⟨

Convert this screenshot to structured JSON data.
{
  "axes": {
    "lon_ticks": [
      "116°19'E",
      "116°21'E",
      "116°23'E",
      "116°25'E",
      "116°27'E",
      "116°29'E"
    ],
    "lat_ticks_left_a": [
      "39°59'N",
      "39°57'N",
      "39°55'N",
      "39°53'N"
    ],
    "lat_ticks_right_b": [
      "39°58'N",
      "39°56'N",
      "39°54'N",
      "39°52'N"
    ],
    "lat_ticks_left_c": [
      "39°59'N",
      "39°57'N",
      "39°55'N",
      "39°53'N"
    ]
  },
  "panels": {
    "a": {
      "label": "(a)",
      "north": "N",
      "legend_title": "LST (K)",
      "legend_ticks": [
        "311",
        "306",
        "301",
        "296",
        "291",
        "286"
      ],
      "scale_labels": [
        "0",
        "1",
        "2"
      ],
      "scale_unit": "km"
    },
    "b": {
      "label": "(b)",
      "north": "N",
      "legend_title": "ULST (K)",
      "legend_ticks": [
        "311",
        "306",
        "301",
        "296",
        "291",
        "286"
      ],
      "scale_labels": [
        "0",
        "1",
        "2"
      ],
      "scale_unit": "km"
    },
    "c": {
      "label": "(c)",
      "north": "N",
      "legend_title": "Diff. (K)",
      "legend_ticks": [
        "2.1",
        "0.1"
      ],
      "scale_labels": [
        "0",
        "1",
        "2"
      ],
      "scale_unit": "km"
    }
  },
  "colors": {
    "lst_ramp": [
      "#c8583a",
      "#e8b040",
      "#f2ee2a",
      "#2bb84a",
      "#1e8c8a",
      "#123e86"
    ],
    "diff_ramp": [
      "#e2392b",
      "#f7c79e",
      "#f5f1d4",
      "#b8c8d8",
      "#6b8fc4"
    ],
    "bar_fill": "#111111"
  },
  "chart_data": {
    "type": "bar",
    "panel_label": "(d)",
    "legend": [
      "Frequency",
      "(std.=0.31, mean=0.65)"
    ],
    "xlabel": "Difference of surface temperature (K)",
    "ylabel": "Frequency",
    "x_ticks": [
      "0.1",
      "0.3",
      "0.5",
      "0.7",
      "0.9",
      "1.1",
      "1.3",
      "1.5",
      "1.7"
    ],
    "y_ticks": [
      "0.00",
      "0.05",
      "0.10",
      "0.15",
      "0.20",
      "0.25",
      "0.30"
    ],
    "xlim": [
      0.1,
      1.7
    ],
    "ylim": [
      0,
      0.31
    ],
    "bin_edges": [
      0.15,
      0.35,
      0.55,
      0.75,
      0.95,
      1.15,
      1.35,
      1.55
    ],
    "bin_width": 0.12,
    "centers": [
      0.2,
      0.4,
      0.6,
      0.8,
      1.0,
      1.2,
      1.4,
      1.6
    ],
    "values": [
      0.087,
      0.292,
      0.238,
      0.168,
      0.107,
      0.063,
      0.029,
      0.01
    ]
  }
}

⟩

**GOAL**
Write out all the entries exactly.

**SOLVED EXERCISE**
Convert this screenshot to structured JSON data.
{
  "axes": {
    "lon_ticks": [
      "116°19'E",
      "116°21'E",
      "116°23'E",
      "116°25'E",
      "116°27'E",
      "116°29'E"
    ],
    "lat_ticks_left_a": [
      "39°59'N",
      "39°57'N",
      "39°55'N",
      "39°53'N"
    ],
    "lat_ticks_right_b": [
      "39°58'N",
      "39°56'N",
      "39°54'N",
      "39°52'N"
    ],
    "lat_ticks_left_c": [
      "39°59'N",
      "39°57'N",
      "39°55'N",
      "39°53'N"
    ]
  },
  "panels": {
    "a": {
      "label": "(a)",
      "north": "N",
      "legend_title": "LST (K)",
      "legend_ticks": [
        "311",
        "306",
        "301",
        "296",
        "291",
        "286"
      ],
      "scale_labels": [
        "0",
        "1",
        "2"
      ],
      "scale_unit": "km"
    },
    "b": {
      "label": "(b)",
      "north": "N",
      "legend_title": "ULST (K)",
      "legend_ticks": [
        "311",
        "306",
        "301",
        "296",
        "291",
        "286"
      ],
      "scale_labels": [
        "0",
        "1",
        "2"
      ],
      "scale_unit": "km"
    },
    "c": {
      "label": "(c)",
      "north": "N",
      "legend_title": "Diff. (K)",
      "legend_ticks": [
        "2.1",
        "0.1"
      ],
      "scale_labels": [
        "0",
        "1",
        "2"
      ],
      "scale_unit": "km"
    }
  },
  "colors": {
    "lst_ramp": [
      "#c8583a",
      "#e8b040",
      "#f2ee2a",
      "#2bb84a",
      "#1e8c8a",
      "#123e86"
    ],
    "diff_ramp": [
      "#e2392b",
      "#f7c79e",
      "#f5f1d4",
      "#b8c8d8",
      "#6b8fc4"
    ],
    "bar_fill": "#111111"
  },
  "chart_data": {
    "type": "bar",
    "panel_label": "(d)",
    "legend": [
      "Frequency",
      "(std.=0.31, mean=0.65)"
    ],
    "xlabel": "Difference of surface temperature (K)",
    "ylabel": "Frequency",
    "x_ticks": [
      "0.1",
      "0.3",
      "0.5",
      "0.7",
      "0.9",
      "1.1",
      "1.3",
      "1.5",
      "1.7"
    ],
    "y_ticks": [
      "0.00",
      "0.05",
      "0.10",
      "0.15",
      "0.20",
      "0.25",
      "0.30"
    ],
    "xlim": [
      0.1,
      1.7
    ],
    "ylim": [
      0,
      0.31
    ],
    "bin_edges": [
      0.15,
      0.35,
      0.55,
      0.75,
      0.95,
      1.15,
      1.35,
      1.55
    ],
    "bin_width": 0.12,
    "centers": [
      0.2,
      0.4,
      0.6,
      0.8,
      1.0,
      1.2,
      1.4,
      1.6
    ],
    "values": [
      0.087,
      0.292,
      0.238,
      0.168,
      0.107,
      0.063,
      0.029,
      0.01
    ]
  }
}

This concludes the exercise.